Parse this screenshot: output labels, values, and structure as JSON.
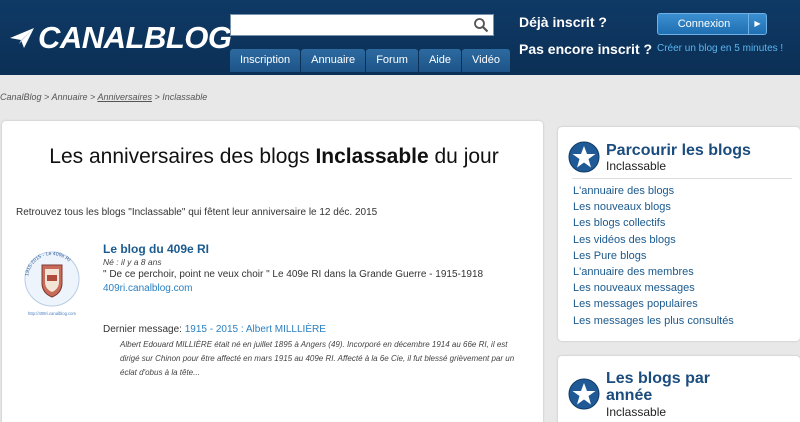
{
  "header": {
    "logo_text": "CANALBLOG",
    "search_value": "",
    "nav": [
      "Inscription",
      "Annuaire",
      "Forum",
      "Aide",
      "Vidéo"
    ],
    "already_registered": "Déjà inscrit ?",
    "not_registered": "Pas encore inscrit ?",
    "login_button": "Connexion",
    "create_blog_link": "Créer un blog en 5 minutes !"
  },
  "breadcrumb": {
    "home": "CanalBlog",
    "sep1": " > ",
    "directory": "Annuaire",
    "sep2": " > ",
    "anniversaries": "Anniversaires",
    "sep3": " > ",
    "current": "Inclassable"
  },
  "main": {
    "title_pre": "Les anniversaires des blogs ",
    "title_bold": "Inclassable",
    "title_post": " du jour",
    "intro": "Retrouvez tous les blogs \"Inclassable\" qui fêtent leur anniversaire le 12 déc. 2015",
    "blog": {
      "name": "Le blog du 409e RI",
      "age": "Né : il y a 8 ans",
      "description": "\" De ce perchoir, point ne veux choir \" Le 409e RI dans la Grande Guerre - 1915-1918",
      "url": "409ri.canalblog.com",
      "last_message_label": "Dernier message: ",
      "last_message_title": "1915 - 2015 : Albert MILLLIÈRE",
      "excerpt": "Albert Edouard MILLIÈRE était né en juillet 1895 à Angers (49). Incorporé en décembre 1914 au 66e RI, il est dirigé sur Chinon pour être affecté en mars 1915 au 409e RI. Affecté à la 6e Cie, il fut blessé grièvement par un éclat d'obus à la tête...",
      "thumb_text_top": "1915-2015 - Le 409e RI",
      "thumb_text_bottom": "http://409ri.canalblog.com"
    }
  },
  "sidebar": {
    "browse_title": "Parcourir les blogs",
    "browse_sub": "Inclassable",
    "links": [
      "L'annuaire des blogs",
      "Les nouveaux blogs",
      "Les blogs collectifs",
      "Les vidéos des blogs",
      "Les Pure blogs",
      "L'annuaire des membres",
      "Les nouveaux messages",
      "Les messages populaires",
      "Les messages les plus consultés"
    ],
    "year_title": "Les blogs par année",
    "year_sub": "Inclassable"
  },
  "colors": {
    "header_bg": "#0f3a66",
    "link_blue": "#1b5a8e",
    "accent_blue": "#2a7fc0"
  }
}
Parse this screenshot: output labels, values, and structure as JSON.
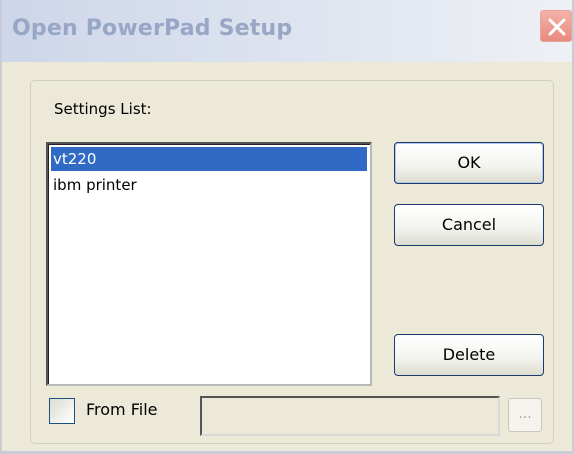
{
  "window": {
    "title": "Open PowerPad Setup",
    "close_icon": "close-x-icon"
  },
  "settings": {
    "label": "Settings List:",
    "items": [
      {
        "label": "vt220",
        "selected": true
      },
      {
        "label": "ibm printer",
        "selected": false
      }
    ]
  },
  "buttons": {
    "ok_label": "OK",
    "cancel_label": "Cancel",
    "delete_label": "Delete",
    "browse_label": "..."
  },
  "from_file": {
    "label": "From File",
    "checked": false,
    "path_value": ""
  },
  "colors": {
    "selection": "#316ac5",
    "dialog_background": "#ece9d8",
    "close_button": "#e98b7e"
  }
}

____

*TASK OBJECTIVE*:
Print all of the records shown above exactly, leaving out each picture.

*WRITTEN SOLUTION*:
Parse this screenshot: output labels, values, and structure as JSON.
{
  "header": {
    "logo_text": "CANALBLOG",
    "search_value": "",
    "nav": [
      "Inscription",
      "Annuaire",
      "Forum",
      "Aide",
      "Vidéo"
    ],
    "already_registered": "Déjà inscrit ?",
    "not_registered": "Pas encore inscrit ?",
    "login_button": "Connexion",
    "create_blog_link": "Créer un blog en 5 minutes !"
  },
  "breadcrumb": {
    "home": "CanalBlog",
    "sep1": " > ",
    "directory": "Annuaire",
    "sep2": " > ",
    "anniversaries": "Anniversaires",
    "sep3": " > ",
    "current": "Inclassable"
  },
  "main": {
    "title_pre": "Les anniversaires des blogs ",
    "title_bold": "Inclassable",
    "title_post": " du jour",
    "intro": "Retrouvez tous les blogs \"Inclassable\" qui fêtent leur anniversaire le 12 déc. 2015",
    "blog": {
      "name": "Le blog du 409e RI",
      "age": "Né : il y a 8 ans",
      "description": "\" De ce perchoir, point ne veux choir \" Le 409e RI dans la Grande Guerre - 1915-1918",
      "url": "409ri.canalblog.com",
      "last_message_label": "Dernier message: ",
      "last_message_title": "1915 - 2015 : Albert MILLLIÈRE",
      "excerpt": "Albert Edouard MILLIÈRE était né en juillet 1895 à Angers (49). Incorporé en décembre 1914 au 66e RI, il est dirigé sur Chinon pour être affecté en mars 1915 au 409e RI. Affecté à la 6e Cie, il fut blessé grièvement par un éclat d'obus à la tête...",
      "thumb_text_top": "1915-2015 - Le 409e RI",
      "thumb_text_bottom": "http://409ri.canalblog.com"
    }
  },
  "sidebar": {
    "browse_title": "Parcourir les blogs",
    "browse_sub": "Inclassable",
    "links": [
      "L'annuaire des blogs",
      "Les nouveaux blogs",
      "Les blogs collectifs",
      "Les vidéos des blogs",
      "Les Pure blogs",
      "L'annuaire des membres",
      "Les nouveaux messages",
      "Les messages populaires",
      "Les messages les plus consultés"
    ],
    "year_title": "Les blogs par année",
    "year_sub": "Inclassable"
  },
  "colors": {
    "header_bg": "#0f3a66",
    "link_blue": "#1b5a8e",
    "accent_blue": "#2a7fc0"
  }
}
Parse this screenshot: output labels, values, and structure as JSON.
{
  "window": {
    "title": "Open PowerPad Setup",
    "close_icon": "close-x-icon"
  },
  "settings": {
    "label": "Settings List:",
    "items": [
      {
        "label": "vt220",
        "selected": true
      },
      {
        "label": "ibm printer",
        "selected": false
      }
    ]
  },
  "buttons": {
    "ok_label": "OK",
    "cancel_label": "Cancel",
    "delete_label": "Delete",
    "browse_label": "..."
  },
  "from_file": {
    "label": "From File",
    "checked": false,
    "path_value": ""
  },
  "colors": {
    "selection": "#316ac5",
    "dialog_background": "#ece9d8",
    "close_button": "#e98b7e"
  }
}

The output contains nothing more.